### [Problem]
Rewrite the records below with "point-label" replaced by "marker-label" everywhere it occurs, leaving everything else unchanged and omitting the pictures.

+++++

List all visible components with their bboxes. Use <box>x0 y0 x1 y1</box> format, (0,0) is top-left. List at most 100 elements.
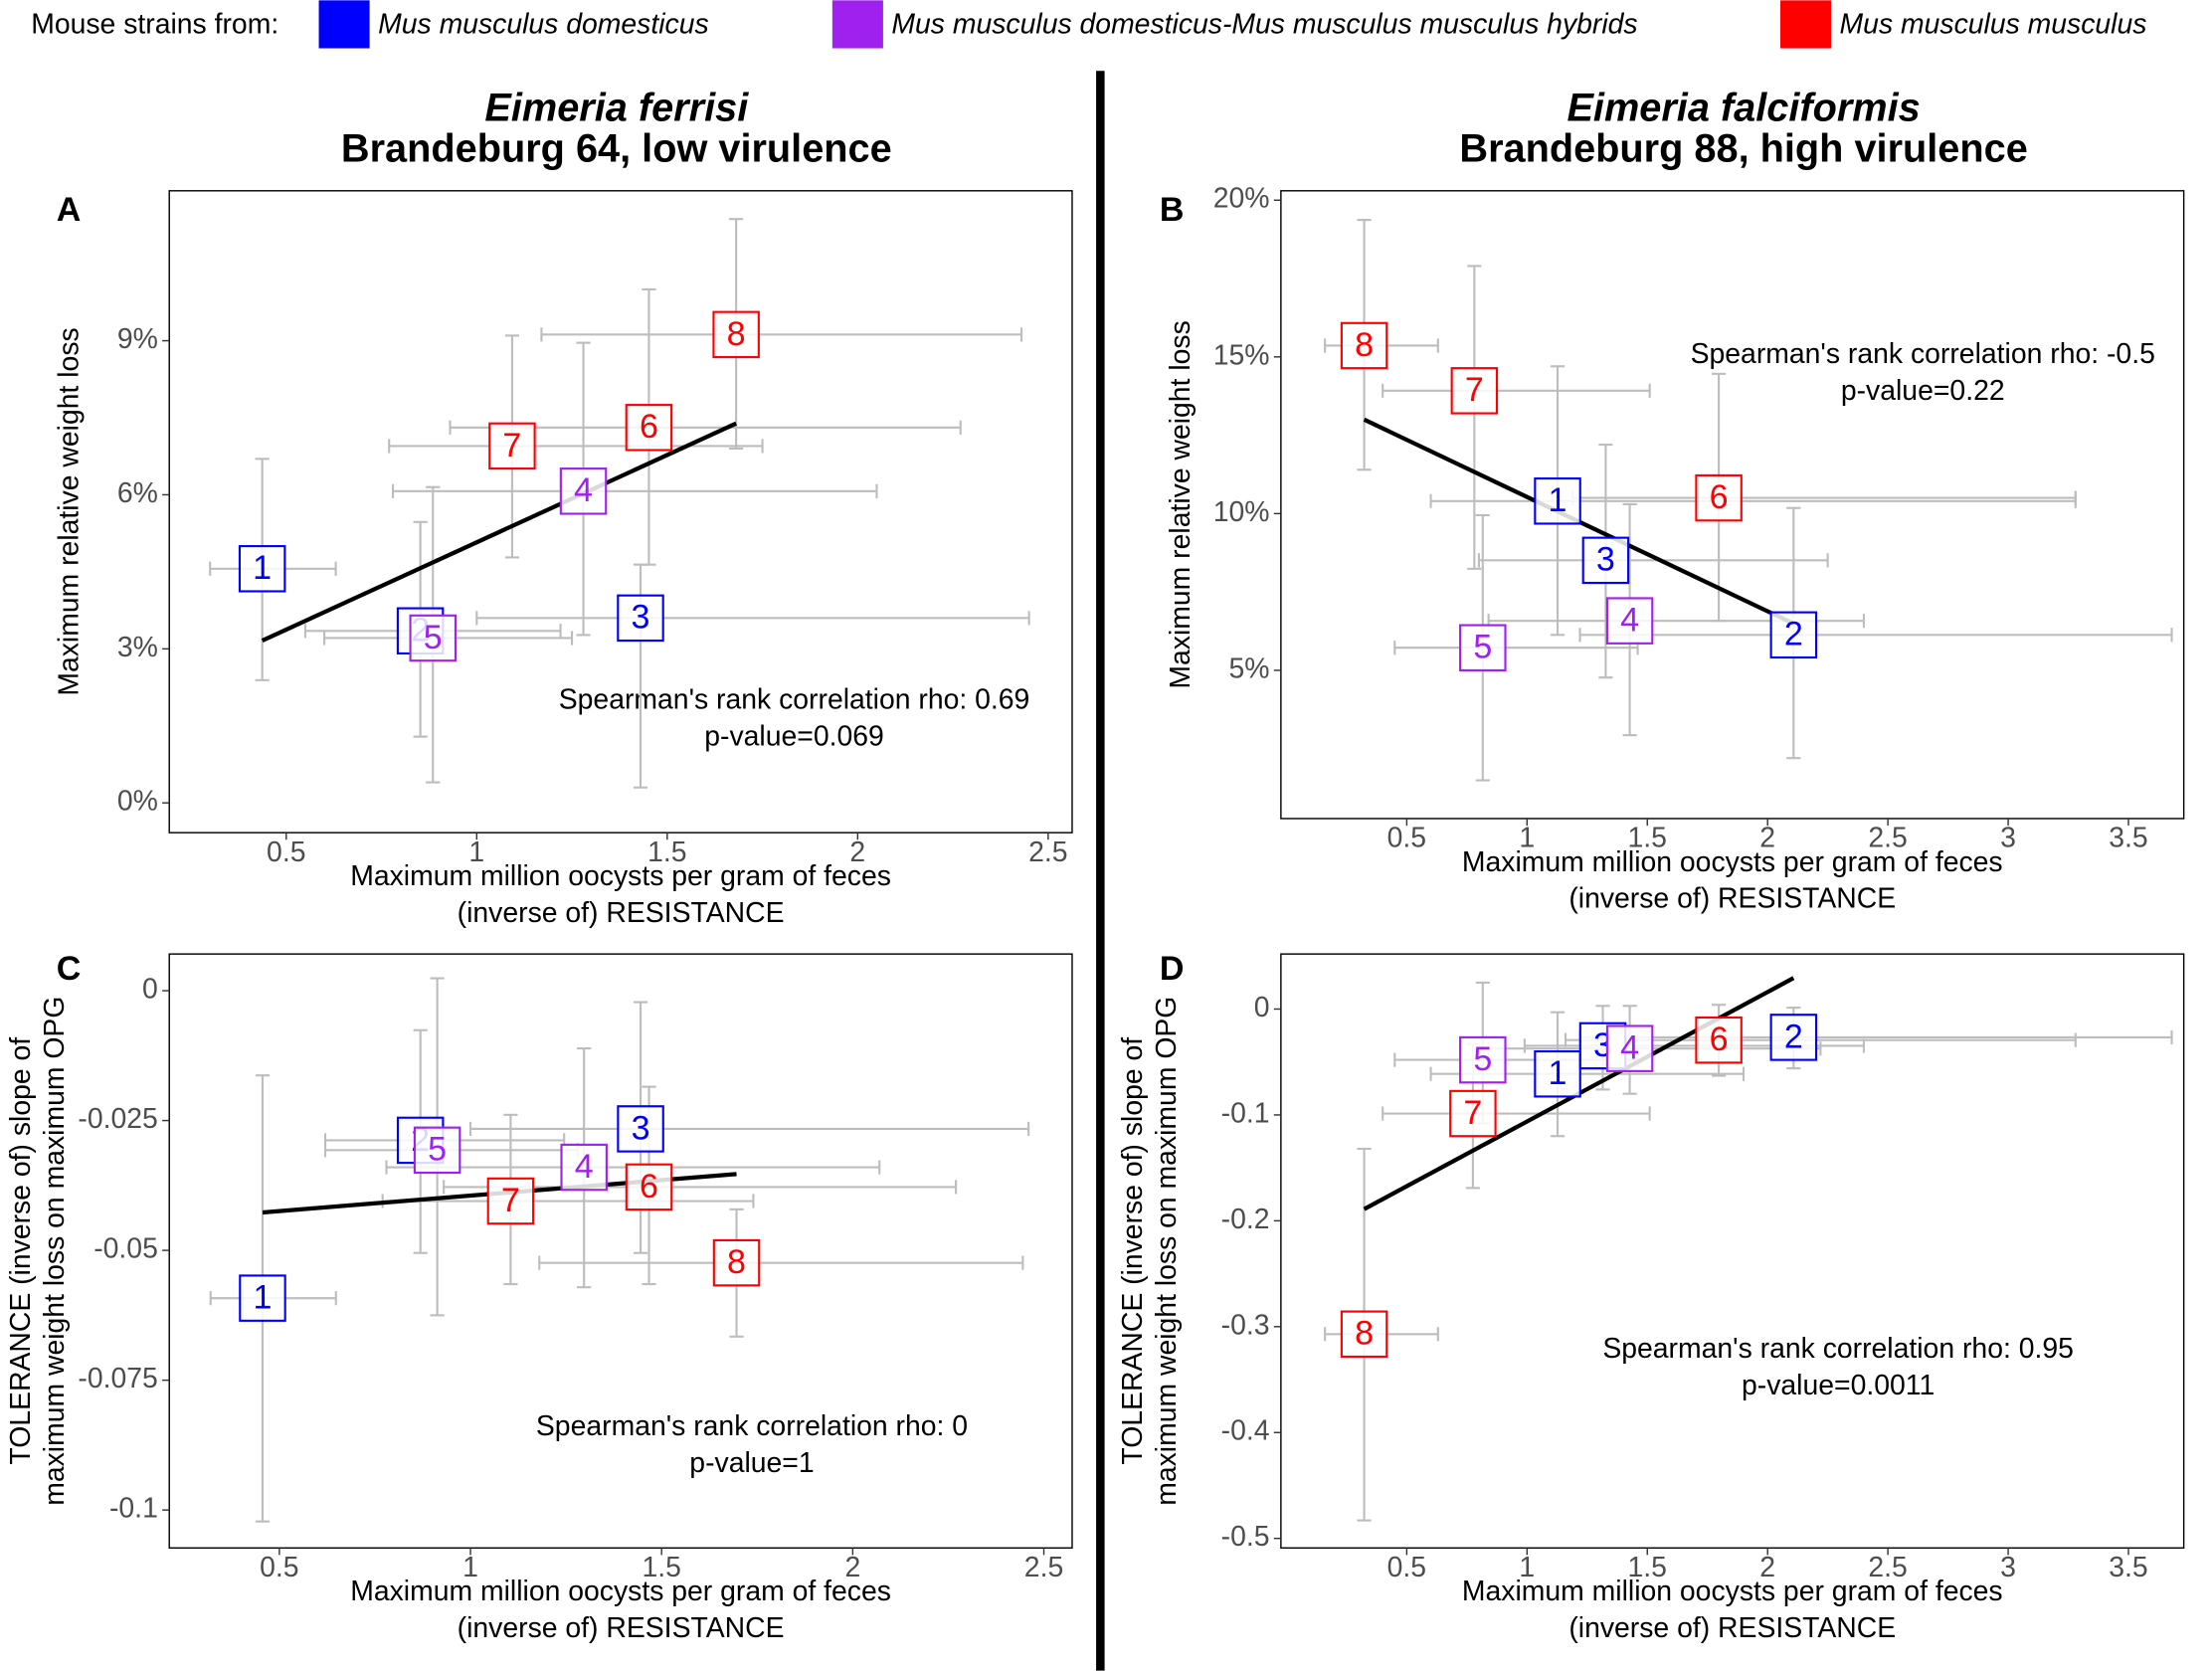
x-tick-label: 3 <box>2000 823 2016 854</box>
annotation: p-value=0.0011 <box>1742 1370 1935 1401</box>
point-box <box>625 404 673 452</box>
x-axis-title: (inverse of) RESISTANCE <box>458 1612 785 1644</box>
point-label: 1 <box>254 1279 273 1317</box>
x-tick-label: 1 <box>462 1552 478 1583</box>
point-label: 8 <box>727 315 746 353</box>
point-box <box>1534 477 1581 525</box>
x-tick-label: 1 <box>1519 1552 1535 1583</box>
point-label: 6 <box>1710 478 1729 516</box>
column-species: Eimeria falciformis <box>1567 86 1920 129</box>
y-axis-title: Maximum relative weight loss <box>1165 320 1197 688</box>
point-box <box>1534 1049 1581 1098</box>
point-box <box>486 1177 535 1225</box>
y-tick-label: -0.05 <box>93 1233 158 1265</box>
x-tick-label: 1.5 <box>647 836 686 868</box>
x-axis-title: (inverse of) RESISTANCE <box>458 897 785 929</box>
plot-frame <box>168 190 1073 834</box>
x-axis-title: Maximum million oocysts per gram of fece… <box>1462 846 2003 878</box>
point-box <box>238 545 286 593</box>
y-tick-label: 0 <box>142 974 158 1006</box>
point-box <box>1695 473 1743 522</box>
point-label: 5 <box>1473 1040 1492 1078</box>
annotation: Spearman's rank correlation rho: 0 <box>536 1410 968 1442</box>
point-label: 7 <box>1463 1094 1482 1132</box>
y-tick-label: 6% <box>117 477 158 509</box>
point-box <box>559 467 608 515</box>
point-label: 6 <box>640 1168 658 1206</box>
point-box <box>1605 1024 1654 1072</box>
column-strain: Brandeburg 88, high virulence <box>1459 127 2027 171</box>
y-axis-title: TOLERANCE (inverse of) slope of <box>1117 1037 1149 1465</box>
legend-label: Mus musculus domesticus <box>378 8 709 40</box>
x-axis-title: (inverse of) RESISTANCE <box>1568 1612 1896 1644</box>
point-label: 7 <box>501 1182 520 1219</box>
y-tick-label: -0.3 <box>1221 1309 1270 1341</box>
x-tick-label: 2.5 <box>1868 1552 1907 1583</box>
point-box <box>712 310 760 359</box>
point-box <box>560 1143 608 1192</box>
legend-title: Mouse strains from: <box>31 8 278 40</box>
point-label: 8 <box>1355 1315 1374 1353</box>
point-label: 5 <box>1473 629 1492 666</box>
x-tick-label: 2.5 <box>1868 823 1907 854</box>
plot-frame <box>1280 190 2185 820</box>
point-box <box>413 1126 461 1175</box>
y-tick-label: -0.075 <box>78 1363 157 1394</box>
x-tick-label: 2.5 <box>1024 1552 1063 1583</box>
annotation: Spearman's rank correlation rho: 0.69 <box>559 684 1030 716</box>
y-axis-title: maximum weight loss on maximum OPG <box>1151 997 1183 1506</box>
point-box <box>1459 624 1507 672</box>
point-label: 4 <box>1620 602 1639 640</box>
y-tick-label: -0.2 <box>1221 1204 1270 1235</box>
y-tick-label: 5% <box>1229 652 1270 684</box>
point-box <box>712 1238 761 1287</box>
fit-line <box>261 421 738 644</box>
panel-letter: D <box>1160 950 1185 988</box>
point-label: 7 <box>1465 371 1484 409</box>
x-tick-label: 3 <box>2000 1552 2016 1583</box>
annotation: Spearman's rank correlation rho: -0.5 <box>1691 338 2155 370</box>
y-tick-label: 3% <box>117 632 158 663</box>
x-axis-title: Maximum million oocysts per gram of fece… <box>1462 1576 2003 1607</box>
y-tick-label: -0.025 <box>78 1103 157 1135</box>
annotation: p-value=1 <box>689 1447 814 1479</box>
y-tick-label: 10% <box>1213 496 1270 528</box>
y-axis-title: maximum weight loss on maximum OPG <box>39 997 71 1506</box>
point-label: 1 <box>1549 1054 1567 1092</box>
point-box <box>1769 1014 1818 1061</box>
x-tick-label: 0.5 <box>260 1552 298 1583</box>
x-tick-label: 3.5 <box>2109 1552 2147 1583</box>
x-tick-label: 2 <box>1759 823 1775 854</box>
legend-swatch <box>318 0 370 49</box>
point-box <box>617 594 664 643</box>
point-box <box>239 1274 286 1322</box>
x-tick-label: 2 <box>844 1552 860 1583</box>
y-tick-label: 0% <box>117 786 158 818</box>
point-box <box>409 614 458 662</box>
y-tick-label: -0.1 <box>109 1493 158 1525</box>
point-box <box>617 1105 664 1153</box>
panel-letter: B <box>1160 191 1185 229</box>
y-tick-label: 9% <box>117 323 158 355</box>
point-label: 8 <box>1355 326 1374 364</box>
point-box <box>1340 321 1388 370</box>
legend-swatch <box>1779 0 1832 49</box>
legend-label: Mus musculus domesticus-Mus musculus mus… <box>891 8 1637 40</box>
y-tick-label: -0.4 <box>1221 1415 1270 1447</box>
point-label: 4 <box>574 471 593 509</box>
y-tick-label: 0 <box>1254 992 1270 1023</box>
x-tick-label: 2.5 <box>1028 836 1067 868</box>
point-box <box>1695 1016 1743 1064</box>
point-label: 6 <box>1710 1021 1729 1058</box>
column-species: Eimeria ferrisi <box>484 86 749 129</box>
x-tick-label: 1.5 <box>1628 1552 1667 1583</box>
point-label: 6 <box>640 408 658 446</box>
x-tick-label: 0.5 <box>1387 823 1426 854</box>
point-label: 3 <box>632 599 650 637</box>
point-box <box>1449 1089 1497 1138</box>
point-label: 2 <box>1784 1018 1803 1055</box>
x-tick-label: 0.5 <box>267 836 305 868</box>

+++++

### [Solution to this problem]
List all visible components with their bboxes. Use <box>x0 y0 x1 y1</box> format, (0,0) is top-left. List at most 100 elements.
x-tick-label: 3 <box>2000 823 2016 854</box>
annotation: p-value=0.0011 <box>1742 1370 1935 1401</box>
point-box <box>625 404 673 452</box>
x-axis-title: (inverse of) RESISTANCE <box>458 1612 785 1644</box>
marker-label: 1 <box>254 1279 273 1317</box>
x-tick-label: 1 <box>462 1552 478 1583</box>
marker-label: 8 <box>727 315 746 353</box>
point-box <box>1534 477 1581 525</box>
x-tick-label: 1 <box>1519 1552 1535 1583</box>
marker-label: 6 <box>1710 478 1729 516</box>
column-species: Eimeria falciformis <box>1567 86 1920 129</box>
y-axis-title: Maximum relative weight loss <box>1165 320 1197 688</box>
point-box <box>1534 1049 1581 1098</box>
point-box <box>486 1177 535 1225</box>
y-tick-label: -0.05 <box>93 1233 158 1265</box>
x-tick-label: 1.5 <box>647 836 686 868</box>
x-axis-title: (inverse of) RESISTANCE <box>458 897 785 929</box>
plot-frame <box>168 190 1073 834</box>
x-axis-title: Maximum million oocysts per gram of fece… <box>1462 846 2003 878</box>
point-box <box>238 545 286 593</box>
y-tick-label: 0 <box>142 974 158 1006</box>
point-box <box>1695 473 1743 522</box>
marker-label: 5 <box>1473 1040 1492 1078</box>
annotation: Spearman's rank correlation rho: 0 <box>536 1410 968 1442</box>
marker-label: 7 <box>1463 1094 1482 1132</box>
y-tick-label: 6% <box>117 477 158 509</box>
point-box <box>559 467 608 515</box>
marker-label: 6 <box>640 1168 658 1206</box>
point-box <box>1605 1024 1654 1072</box>
column-strain: Brandeburg 88, high virulence <box>1459 127 2027 171</box>
y-axis-title: TOLERANCE (inverse of) slope of <box>1117 1037 1149 1465</box>
legend-label: Mus musculus domesticus <box>378 8 709 40</box>
x-axis-title: (inverse of) RESISTANCE <box>1568 1612 1896 1644</box>
marker-label: 7 <box>501 1182 520 1219</box>
y-tick-label: -0.3 <box>1221 1309 1270 1341</box>
x-tick-label: 2.5 <box>1868 1552 1907 1583</box>
point-box <box>712 310 760 359</box>
point-box <box>560 1143 608 1192</box>
legend-title: Mouse strains from: <box>31 8 278 40</box>
marker-label: 8 <box>1355 1315 1374 1353</box>
marker-label: 5 <box>1473 629 1492 666</box>
x-tick-label: 2.5 <box>1868 823 1907 854</box>
plot-frame <box>1280 190 2185 820</box>
point-box <box>413 1126 461 1175</box>
y-tick-label: -0.075 <box>78 1363 157 1394</box>
x-tick-label: 2.5 <box>1024 1552 1063 1583</box>
annotation: Spearman's rank correlation rho: 0.69 <box>559 684 1030 716</box>
y-axis-title: maximum weight loss on maximum OPG <box>1151 997 1183 1506</box>
point-box <box>1459 624 1507 672</box>
marker-label: 4 <box>1620 602 1639 640</box>
y-tick-label: -0.2 <box>1221 1204 1270 1235</box>
y-tick-label: 5% <box>1229 652 1270 684</box>
point-box <box>712 1238 761 1287</box>
fit-line <box>261 421 738 644</box>
panel-letter: D <box>1160 950 1185 988</box>
marker-label: 7 <box>1465 371 1484 409</box>
x-tick-label: 3 <box>2000 1552 2016 1583</box>
annotation: Spearman's rank correlation rho: -0.5 <box>1691 338 2155 370</box>
y-tick-label: 3% <box>117 632 158 663</box>
x-axis-title: Maximum million oocysts per gram of fece… <box>1462 1576 2003 1607</box>
y-tick-label: -0.025 <box>78 1103 157 1135</box>
annotation: p-value=1 <box>689 1447 814 1479</box>
y-tick-label: 10% <box>1213 496 1270 528</box>
y-axis-title: maximum weight loss on maximum OPG <box>39 997 71 1506</box>
marker-label: 1 <box>1549 1054 1567 1092</box>
point-box <box>1769 1014 1818 1061</box>
x-tick-label: 0.5 <box>260 1552 298 1583</box>
x-tick-label: 3.5 <box>2109 1552 2147 1583</box>
x-tick-label: 2 <box>1759 823 1775 854</box>
legend-swatch <box>318 0 370 49</box>
point-box <box>617 594 664 643</box>
point-box <box>239 1274 286 1322</box>
x-tick-label: 2 <box>844 1552 860 1583</box>
y-tick-label: 0% <box>117 786 158 818</box>
point-box <box>409 614 458 662</box>
y-tick-label: -0.1 <box>109 1493 158 1525</box>
point-box <box>617 1105 664 1153</box>
panel-letter: B <box>1160 191 1185 229</box>
y-tick-label: 9% <box>117 323 158 355</box>
marker-label: 8 <box>1355 326 1374 364</box>
point-box <box>1340 321 1388 370</box>
legend-swatch <box>1779 0 1832 49</box>
legend-label: Mus musculus domesticus-Mus musculus mus… <box>891 8 1637 40</box>
y-tick-label: -0.4 <box>1221 1415 1270 1447</box>
marker-label: 4 <box>574 471 593 509</box>
y-tick-label: 0 <box>1254 992 1270 1023</box>
x-tick-label: 2.5 <box>1028 836 1067 868</box>
point-box <box>1695 1016 1743 1064</box>
marker-label: 6 <box>1710 1021 1729 1058</box>
column-species: Eimeria ferrisi <box>484 86 749 129</box>
x-tick-label: 1.5 <box>1628 1552 1667 1583</box>
marker-label: 6 <box>640 408 658 446</box>
x-tick-label: 0.5 <box>1387 823 1426 854</box>
marker-label: 3 <box>632 599 650 637</box>
point-box <box>1449 1089 1497 1138</box>
marker-label: 2 <box>1784 1018 1803 1055</box>
x-tick-label: 0.5 <box>267 836 305 868</box>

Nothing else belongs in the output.